(Dataset extract)
---

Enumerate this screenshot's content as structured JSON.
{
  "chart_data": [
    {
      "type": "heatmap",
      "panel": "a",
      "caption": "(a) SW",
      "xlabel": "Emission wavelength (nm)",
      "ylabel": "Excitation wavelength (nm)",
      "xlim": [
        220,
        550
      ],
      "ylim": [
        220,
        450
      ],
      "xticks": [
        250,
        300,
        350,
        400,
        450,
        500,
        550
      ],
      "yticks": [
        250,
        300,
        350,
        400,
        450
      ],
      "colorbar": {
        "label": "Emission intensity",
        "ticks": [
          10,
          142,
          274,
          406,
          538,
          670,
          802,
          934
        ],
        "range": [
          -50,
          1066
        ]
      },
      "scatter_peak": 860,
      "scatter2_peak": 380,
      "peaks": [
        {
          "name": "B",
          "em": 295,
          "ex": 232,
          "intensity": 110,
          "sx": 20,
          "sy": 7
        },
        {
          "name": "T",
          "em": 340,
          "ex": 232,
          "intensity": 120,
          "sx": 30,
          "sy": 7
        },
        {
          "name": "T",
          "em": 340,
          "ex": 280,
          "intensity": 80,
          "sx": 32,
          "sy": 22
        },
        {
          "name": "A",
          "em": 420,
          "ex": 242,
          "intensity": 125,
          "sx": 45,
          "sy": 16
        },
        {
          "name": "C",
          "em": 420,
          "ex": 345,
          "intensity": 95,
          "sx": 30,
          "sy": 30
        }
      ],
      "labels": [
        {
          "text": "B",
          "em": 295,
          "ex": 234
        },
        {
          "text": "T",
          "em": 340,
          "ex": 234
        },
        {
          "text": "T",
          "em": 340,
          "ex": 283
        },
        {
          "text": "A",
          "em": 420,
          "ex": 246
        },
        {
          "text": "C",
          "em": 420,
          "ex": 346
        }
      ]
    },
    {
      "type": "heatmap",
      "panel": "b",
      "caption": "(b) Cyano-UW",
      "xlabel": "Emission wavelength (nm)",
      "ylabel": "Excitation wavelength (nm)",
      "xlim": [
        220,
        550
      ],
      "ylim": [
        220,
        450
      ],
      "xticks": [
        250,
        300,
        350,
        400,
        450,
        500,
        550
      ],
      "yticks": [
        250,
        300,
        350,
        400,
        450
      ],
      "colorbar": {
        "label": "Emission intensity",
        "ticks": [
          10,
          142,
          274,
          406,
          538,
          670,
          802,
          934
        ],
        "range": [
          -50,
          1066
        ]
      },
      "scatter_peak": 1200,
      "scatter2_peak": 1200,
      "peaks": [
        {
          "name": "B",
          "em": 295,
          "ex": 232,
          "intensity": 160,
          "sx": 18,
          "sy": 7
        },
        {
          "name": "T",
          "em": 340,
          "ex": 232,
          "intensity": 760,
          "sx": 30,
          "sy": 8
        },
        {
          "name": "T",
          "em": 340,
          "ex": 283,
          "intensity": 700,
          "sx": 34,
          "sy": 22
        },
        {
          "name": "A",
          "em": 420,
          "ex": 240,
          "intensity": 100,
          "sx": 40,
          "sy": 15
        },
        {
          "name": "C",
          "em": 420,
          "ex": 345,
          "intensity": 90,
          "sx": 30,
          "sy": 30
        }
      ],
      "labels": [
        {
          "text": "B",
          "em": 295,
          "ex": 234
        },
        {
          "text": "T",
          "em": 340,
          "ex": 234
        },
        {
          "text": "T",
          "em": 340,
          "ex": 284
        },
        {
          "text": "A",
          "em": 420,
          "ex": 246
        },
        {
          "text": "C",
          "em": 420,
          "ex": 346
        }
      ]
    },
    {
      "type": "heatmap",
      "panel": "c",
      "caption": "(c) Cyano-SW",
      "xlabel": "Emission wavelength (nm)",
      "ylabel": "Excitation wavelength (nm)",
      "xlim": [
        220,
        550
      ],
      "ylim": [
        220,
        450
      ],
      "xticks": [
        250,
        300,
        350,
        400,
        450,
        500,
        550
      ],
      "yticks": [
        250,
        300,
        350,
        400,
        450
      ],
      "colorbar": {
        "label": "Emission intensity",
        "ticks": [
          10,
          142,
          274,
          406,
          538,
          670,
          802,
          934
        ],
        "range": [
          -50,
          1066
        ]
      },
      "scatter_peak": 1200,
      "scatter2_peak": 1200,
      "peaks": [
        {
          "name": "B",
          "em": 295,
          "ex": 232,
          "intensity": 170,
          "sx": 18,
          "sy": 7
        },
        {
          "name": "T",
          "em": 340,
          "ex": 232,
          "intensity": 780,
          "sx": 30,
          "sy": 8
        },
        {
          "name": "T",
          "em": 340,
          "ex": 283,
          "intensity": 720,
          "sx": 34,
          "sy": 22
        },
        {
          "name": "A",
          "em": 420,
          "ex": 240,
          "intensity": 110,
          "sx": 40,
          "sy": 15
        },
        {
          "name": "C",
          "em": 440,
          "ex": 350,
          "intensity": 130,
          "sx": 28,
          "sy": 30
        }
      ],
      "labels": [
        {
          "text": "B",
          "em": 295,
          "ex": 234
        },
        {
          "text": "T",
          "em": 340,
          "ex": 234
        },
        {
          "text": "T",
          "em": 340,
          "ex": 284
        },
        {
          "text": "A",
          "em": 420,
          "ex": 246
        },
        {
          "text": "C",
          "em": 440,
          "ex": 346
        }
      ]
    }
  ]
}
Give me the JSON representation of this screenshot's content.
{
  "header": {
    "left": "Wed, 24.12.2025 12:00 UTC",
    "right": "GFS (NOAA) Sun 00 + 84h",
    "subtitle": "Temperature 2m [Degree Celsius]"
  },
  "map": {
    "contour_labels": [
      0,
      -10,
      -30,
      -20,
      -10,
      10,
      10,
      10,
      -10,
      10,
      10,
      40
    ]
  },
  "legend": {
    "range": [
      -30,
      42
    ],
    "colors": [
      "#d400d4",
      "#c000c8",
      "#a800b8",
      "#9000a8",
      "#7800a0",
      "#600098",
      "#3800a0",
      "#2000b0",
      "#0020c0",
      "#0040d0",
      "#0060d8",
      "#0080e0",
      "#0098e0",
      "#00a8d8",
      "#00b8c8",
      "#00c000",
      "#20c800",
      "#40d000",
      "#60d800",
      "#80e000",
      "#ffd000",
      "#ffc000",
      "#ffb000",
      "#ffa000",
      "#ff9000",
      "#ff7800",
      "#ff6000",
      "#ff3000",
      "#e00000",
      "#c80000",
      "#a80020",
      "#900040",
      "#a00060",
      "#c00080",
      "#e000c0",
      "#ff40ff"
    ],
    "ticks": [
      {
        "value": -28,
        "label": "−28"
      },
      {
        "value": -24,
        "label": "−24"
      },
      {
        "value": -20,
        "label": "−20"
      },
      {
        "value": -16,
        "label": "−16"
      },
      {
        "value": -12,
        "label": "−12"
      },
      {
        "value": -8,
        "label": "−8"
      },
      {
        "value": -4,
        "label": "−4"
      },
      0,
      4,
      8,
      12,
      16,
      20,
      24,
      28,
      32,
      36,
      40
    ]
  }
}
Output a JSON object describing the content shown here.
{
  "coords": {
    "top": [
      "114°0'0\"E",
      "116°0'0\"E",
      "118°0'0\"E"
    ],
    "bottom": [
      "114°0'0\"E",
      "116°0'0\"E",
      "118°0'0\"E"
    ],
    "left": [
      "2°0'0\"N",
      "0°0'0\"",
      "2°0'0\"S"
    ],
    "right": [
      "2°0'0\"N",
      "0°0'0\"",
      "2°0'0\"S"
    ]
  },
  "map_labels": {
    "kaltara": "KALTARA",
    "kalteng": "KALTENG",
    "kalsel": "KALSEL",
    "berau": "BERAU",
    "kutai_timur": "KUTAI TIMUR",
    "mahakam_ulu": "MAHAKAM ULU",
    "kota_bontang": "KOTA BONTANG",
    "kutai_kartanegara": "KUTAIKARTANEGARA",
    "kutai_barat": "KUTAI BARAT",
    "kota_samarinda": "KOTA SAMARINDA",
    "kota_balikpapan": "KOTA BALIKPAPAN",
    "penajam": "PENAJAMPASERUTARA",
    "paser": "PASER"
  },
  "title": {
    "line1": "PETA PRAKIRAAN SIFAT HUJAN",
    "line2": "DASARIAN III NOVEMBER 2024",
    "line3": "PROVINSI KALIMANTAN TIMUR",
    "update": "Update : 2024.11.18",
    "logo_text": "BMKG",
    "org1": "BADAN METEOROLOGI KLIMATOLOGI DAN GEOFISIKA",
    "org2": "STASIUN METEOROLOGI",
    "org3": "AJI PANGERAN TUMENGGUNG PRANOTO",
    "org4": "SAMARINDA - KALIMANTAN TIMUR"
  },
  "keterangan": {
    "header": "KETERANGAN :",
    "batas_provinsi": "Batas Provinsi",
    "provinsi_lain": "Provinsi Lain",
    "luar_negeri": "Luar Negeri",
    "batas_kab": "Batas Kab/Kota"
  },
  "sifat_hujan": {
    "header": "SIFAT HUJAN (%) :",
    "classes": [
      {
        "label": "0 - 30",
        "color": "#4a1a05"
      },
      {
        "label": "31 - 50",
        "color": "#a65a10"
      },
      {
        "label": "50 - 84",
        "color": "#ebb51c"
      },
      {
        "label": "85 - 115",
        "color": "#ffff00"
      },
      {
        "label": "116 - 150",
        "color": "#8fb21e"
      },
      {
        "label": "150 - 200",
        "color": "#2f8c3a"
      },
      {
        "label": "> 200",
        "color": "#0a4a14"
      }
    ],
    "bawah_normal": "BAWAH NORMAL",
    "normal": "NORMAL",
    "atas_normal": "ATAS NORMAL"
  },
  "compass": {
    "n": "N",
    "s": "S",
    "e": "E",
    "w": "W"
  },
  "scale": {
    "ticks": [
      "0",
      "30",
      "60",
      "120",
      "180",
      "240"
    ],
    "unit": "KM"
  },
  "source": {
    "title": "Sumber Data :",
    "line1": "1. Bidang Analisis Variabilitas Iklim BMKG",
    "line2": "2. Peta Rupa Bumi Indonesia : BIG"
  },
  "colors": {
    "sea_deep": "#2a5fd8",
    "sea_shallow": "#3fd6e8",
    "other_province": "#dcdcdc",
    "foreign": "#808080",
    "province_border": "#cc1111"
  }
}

---

(Your objective)
Tally how many lines of the records hold the word "KALIMANTAN". Answer with the number only.

(Answer to this exercise)
2